- Task description -
Retype the lines below exactly, starting at the line that contains "Localize all elements." and ending at the line that contains "- x-tick-label-f: f: [735, 1442, 745, 1480]", both included. Leave the pictures out.

- Listed entries -
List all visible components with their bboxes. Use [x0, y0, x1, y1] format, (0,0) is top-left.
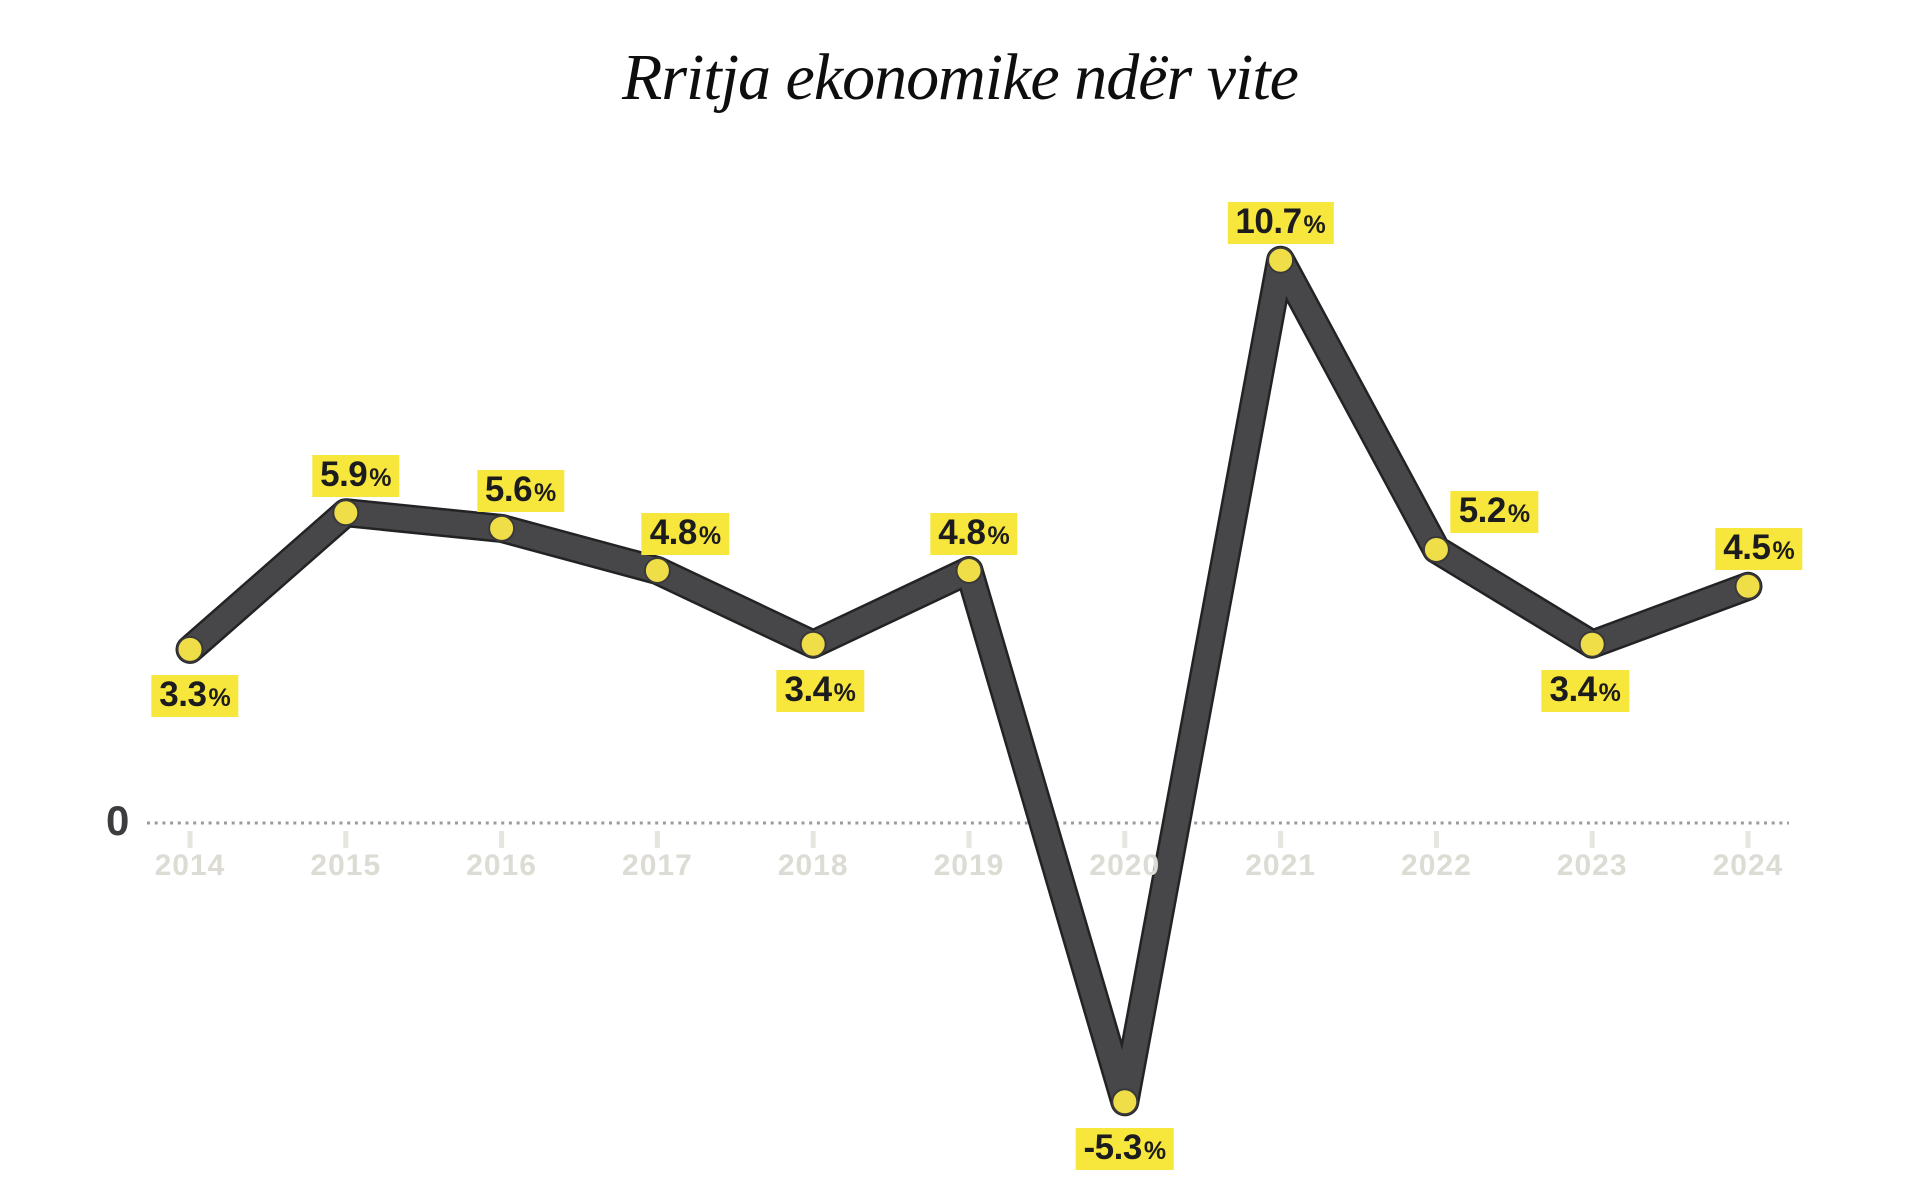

==

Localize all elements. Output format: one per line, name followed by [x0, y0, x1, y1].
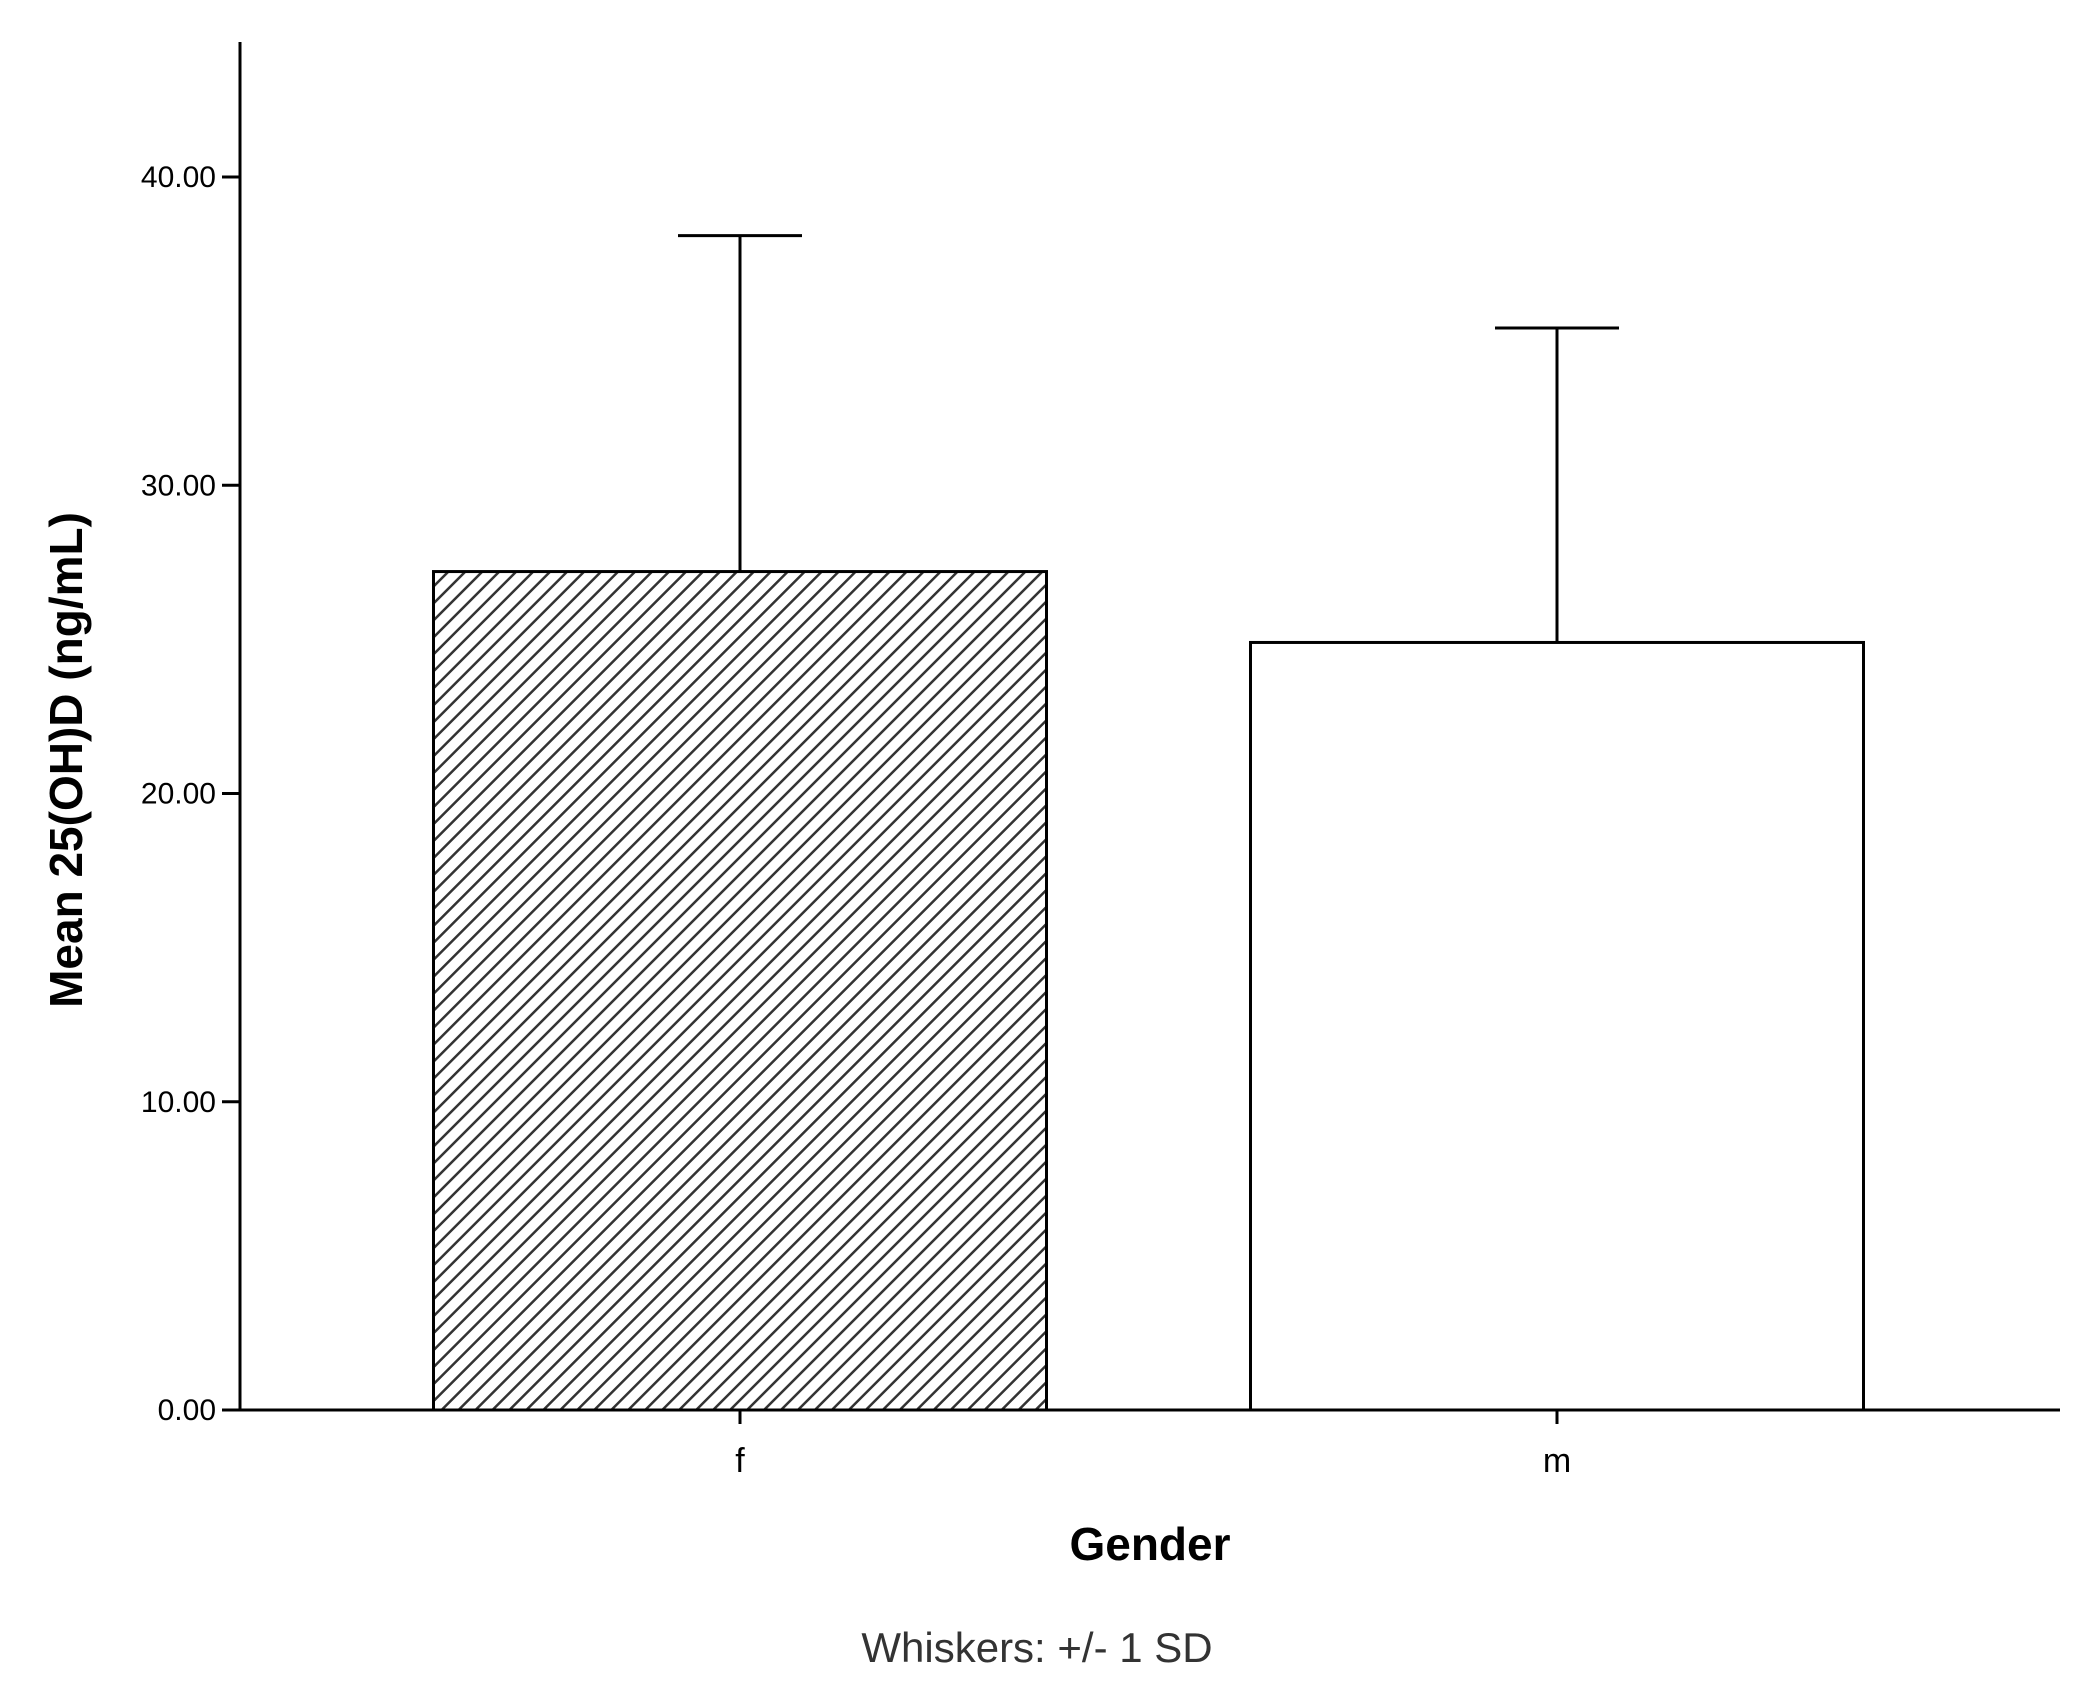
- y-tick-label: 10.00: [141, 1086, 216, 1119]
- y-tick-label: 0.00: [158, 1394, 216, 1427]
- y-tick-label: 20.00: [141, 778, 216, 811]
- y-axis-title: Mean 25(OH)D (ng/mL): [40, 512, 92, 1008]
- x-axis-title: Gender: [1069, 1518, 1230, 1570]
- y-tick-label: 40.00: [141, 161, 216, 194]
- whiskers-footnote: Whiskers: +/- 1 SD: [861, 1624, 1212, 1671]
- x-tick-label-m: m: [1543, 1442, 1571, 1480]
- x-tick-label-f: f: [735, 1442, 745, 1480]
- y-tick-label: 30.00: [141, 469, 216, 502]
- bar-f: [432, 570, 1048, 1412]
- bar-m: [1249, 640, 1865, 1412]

- Expected output -
Localize all elements. Output format: one per line, name followed by [x0, y0, x1, y1].
- y-tick-label: 10.00: [141, 1086, 216, 1119]
- y-tick-label: 0.00: [158, 1394, 216, 1427]
- y-tick-label: 20.00: [141, 778, 216, 811]
- y-axis-title: Mean 25(OH)D (ng/mL): [40, 512, 92, 1008]
- x-axis-title: Gender: [1069, 1518, 1230, 1570]
- y-tick-label: 40.00: [141, 161, 216, 194]
- whiskers-footnote: Whiskers: +/- 1 SD: [861, 1624, 1212, 1671]
- x-tick-label-m: m: [1543, 1442, 1571, 1480]
- x-tick-label-f: f: [735, 1442, 745, 1480]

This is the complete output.